→ **What you should do**
Note each line that includes the word "chinatax". Copy those lines.

→ **Provided material**
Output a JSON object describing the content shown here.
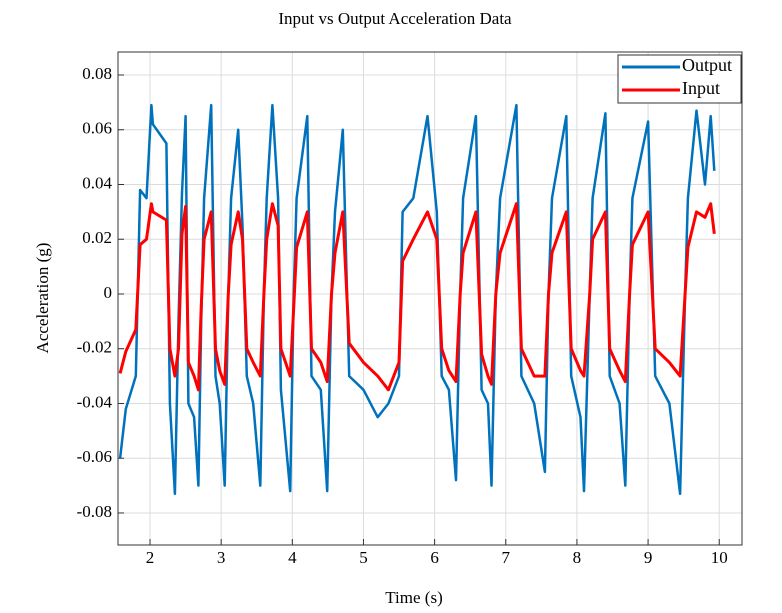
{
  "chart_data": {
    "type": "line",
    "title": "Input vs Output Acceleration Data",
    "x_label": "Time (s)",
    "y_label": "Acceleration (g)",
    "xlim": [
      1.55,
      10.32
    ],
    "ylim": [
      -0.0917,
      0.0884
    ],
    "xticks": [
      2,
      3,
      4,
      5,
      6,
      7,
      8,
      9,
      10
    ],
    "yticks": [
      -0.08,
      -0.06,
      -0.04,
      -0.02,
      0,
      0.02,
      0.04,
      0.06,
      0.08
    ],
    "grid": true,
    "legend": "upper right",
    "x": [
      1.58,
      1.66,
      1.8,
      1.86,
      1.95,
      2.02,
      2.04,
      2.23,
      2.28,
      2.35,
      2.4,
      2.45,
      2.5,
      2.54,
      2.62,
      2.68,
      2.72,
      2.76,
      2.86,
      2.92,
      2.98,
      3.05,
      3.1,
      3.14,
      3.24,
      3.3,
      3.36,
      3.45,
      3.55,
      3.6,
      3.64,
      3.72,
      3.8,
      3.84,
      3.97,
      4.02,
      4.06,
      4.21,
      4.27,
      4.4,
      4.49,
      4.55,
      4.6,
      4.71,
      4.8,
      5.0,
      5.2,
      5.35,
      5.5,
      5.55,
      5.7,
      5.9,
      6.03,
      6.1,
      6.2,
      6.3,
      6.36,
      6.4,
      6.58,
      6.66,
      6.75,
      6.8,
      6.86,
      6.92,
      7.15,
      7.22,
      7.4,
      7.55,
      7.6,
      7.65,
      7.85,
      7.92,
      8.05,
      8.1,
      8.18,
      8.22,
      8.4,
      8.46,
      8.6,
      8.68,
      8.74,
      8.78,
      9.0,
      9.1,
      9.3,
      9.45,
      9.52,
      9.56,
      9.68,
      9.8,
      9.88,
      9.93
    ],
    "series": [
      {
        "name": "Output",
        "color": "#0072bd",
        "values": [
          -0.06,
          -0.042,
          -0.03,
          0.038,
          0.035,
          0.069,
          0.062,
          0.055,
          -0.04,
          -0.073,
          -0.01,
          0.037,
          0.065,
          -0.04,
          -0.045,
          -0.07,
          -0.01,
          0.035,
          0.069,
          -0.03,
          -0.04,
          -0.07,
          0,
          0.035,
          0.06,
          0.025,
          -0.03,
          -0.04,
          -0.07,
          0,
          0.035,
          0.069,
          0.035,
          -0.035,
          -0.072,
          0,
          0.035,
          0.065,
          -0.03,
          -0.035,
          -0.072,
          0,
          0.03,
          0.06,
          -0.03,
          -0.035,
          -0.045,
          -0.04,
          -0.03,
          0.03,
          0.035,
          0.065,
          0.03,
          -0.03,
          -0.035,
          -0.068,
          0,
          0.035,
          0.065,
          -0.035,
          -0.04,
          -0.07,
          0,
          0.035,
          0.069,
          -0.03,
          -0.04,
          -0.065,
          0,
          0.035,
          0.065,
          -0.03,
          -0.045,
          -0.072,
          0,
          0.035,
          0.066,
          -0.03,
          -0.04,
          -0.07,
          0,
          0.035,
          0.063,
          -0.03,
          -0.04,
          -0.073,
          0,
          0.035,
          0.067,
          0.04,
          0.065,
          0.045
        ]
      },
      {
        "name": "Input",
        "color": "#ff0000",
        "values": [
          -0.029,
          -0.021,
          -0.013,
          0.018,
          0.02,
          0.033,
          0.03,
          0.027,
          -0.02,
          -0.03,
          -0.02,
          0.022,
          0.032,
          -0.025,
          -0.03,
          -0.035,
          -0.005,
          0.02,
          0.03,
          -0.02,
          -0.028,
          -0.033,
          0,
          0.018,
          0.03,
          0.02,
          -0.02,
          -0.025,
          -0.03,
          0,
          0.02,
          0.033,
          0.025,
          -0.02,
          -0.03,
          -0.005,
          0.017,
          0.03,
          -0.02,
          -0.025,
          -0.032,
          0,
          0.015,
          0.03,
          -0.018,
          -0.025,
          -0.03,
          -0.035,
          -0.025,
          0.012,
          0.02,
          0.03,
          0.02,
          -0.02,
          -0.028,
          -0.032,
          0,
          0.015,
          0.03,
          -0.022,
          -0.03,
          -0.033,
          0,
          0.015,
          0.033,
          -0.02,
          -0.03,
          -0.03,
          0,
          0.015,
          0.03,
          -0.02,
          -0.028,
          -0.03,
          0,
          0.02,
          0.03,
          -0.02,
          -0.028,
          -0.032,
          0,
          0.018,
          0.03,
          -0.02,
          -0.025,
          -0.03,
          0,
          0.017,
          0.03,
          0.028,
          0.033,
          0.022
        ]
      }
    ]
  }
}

==

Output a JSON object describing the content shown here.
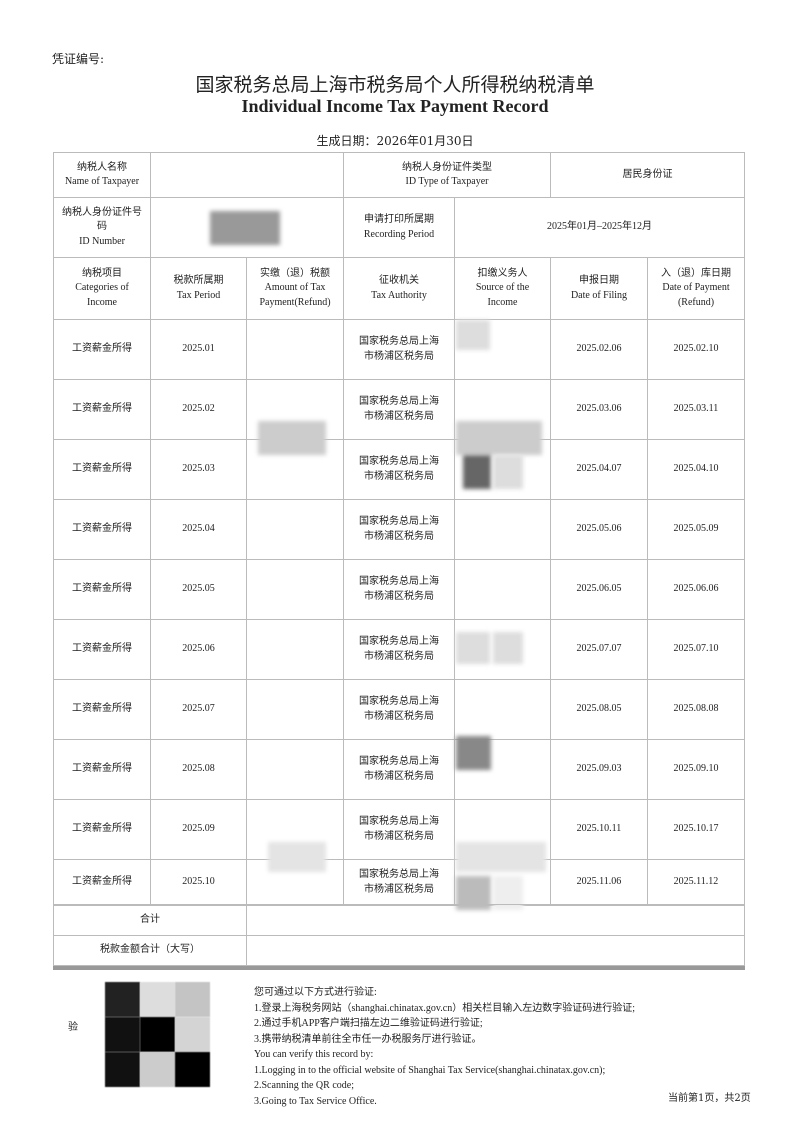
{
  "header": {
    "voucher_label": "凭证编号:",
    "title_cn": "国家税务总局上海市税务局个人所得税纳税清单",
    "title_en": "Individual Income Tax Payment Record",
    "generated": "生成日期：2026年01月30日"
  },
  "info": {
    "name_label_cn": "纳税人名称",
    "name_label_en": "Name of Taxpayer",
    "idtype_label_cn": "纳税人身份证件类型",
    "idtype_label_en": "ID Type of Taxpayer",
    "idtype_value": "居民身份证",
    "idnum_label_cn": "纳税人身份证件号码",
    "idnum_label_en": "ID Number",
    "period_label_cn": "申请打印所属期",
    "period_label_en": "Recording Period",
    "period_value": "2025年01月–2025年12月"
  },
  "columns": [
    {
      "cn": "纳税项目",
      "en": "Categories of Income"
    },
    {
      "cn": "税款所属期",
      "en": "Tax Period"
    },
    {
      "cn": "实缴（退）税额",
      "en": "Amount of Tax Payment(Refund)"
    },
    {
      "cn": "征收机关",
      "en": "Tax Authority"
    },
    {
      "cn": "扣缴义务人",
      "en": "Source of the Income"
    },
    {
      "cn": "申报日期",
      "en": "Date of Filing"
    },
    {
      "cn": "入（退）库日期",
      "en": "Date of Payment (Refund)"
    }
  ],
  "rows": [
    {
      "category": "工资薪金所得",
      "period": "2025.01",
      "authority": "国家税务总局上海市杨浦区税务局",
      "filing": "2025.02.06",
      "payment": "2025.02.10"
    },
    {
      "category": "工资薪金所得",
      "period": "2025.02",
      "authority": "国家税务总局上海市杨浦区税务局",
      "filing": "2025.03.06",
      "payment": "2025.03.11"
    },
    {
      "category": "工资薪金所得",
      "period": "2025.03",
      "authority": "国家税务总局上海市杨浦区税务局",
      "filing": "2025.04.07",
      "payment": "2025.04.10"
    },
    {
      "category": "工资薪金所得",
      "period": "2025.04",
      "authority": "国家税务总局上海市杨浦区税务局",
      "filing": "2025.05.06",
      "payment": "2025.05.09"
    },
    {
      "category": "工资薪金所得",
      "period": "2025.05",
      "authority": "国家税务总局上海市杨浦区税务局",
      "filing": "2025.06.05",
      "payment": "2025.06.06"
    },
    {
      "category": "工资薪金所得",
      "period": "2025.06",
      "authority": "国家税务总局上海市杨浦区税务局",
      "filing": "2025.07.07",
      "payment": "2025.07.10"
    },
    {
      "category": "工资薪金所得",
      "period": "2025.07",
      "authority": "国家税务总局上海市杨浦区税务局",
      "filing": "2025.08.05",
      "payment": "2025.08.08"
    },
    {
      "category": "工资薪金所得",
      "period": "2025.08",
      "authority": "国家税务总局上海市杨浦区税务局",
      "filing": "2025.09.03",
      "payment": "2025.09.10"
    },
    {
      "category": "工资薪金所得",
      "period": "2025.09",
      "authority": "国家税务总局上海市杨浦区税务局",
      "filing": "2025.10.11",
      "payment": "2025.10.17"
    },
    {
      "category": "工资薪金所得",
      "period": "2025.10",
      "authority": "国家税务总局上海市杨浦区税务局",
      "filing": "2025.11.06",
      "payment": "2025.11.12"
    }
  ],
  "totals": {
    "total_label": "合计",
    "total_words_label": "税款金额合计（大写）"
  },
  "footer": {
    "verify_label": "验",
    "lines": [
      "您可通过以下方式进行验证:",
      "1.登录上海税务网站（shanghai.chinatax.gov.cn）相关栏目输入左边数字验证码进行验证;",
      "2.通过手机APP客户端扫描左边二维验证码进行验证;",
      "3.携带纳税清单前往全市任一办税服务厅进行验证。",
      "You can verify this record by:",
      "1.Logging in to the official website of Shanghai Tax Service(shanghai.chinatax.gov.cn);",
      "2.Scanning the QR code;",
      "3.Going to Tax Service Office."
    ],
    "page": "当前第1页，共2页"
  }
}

→ **Written reply**
      "1.登录上海税务网站（shanghai.chinatax.gov.cn）相关栏目输入左边数字验证码进行验证;",
      "1.Logging in to the official website of Shanghai Tax Service(shanghai.chinatax.gov.cn);",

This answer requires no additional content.